• What to do
Your task is to repeat the entries exactly. Leave the pictures out.
# Source data start
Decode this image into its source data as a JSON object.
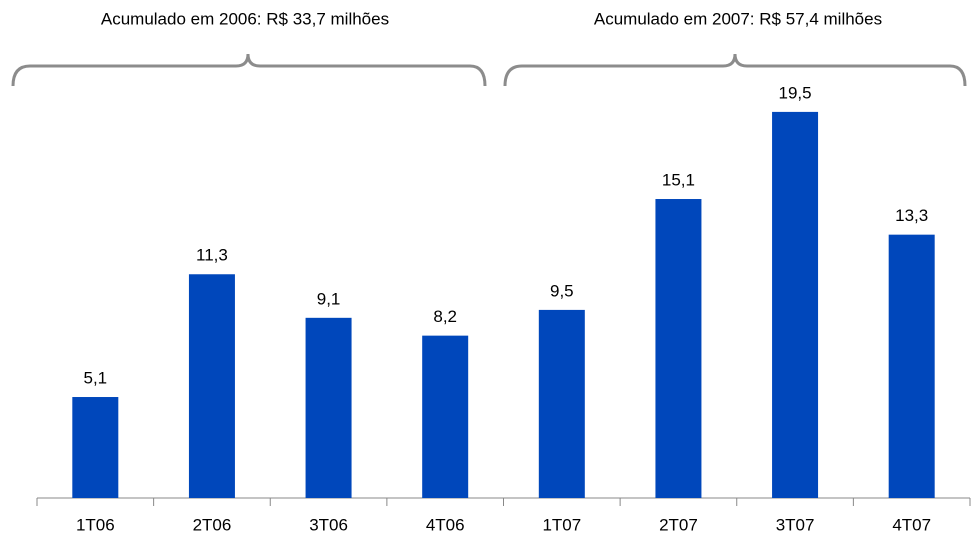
{
  "chart_data": {
    "type": "bar",
    "annotations": [
      "Acumulado em 2006: R$ 33,7 milhões",
      "Acumulado em 2007: R$ 57,4 milhões"
    ],
    "categories": [
      "1T06",
      "2T06",
      "3T06",
      "4T06",
      "1T07",
      "2T07",
      "3T07",
      "4T07"
    ],
    "values": [
      5.1,
      11.3,
      9.1,
      8.2,
      9.5,
      15.1,
      19.5,
      13.3
    ],
    "value_labels": [
      "5,1",
      "11,3",
      "9,1",
      "8,2",
      "9,5",
      "15,1",
      "19,5",
      "13,3"
    ],
    "color": "#0047bb"
  }
}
# Source data end
• Written solution
Decode this image into its source data as a JSON object.
{
  "chart_data": {
    "type": "bar",
    "annotations": [
      "Acumulado em 2006: R$ 33,7 milhões",
      "Acumulado em 2007: R$ 57,4 milhões"
    ],
    "categories": [
      "1T06",
      "2T06",
      "3T06",
      "4T06",
      "1T07",
      "2T07",
      "3T07",
      "4T07"
    ],
    "values": [
      5.1,
      11.3,
      9.1,
      8.2,
      9.5,
      15.1,
      19.5,
      13.3
    ],
    "value_labels": [
      "5,1",
      "11,3",
      "9,1",
      "8,2",
      "9,5",
      "15,1",
      "19,5",
      "13,3"
    ],
    "color": "#0047bb"
  }
}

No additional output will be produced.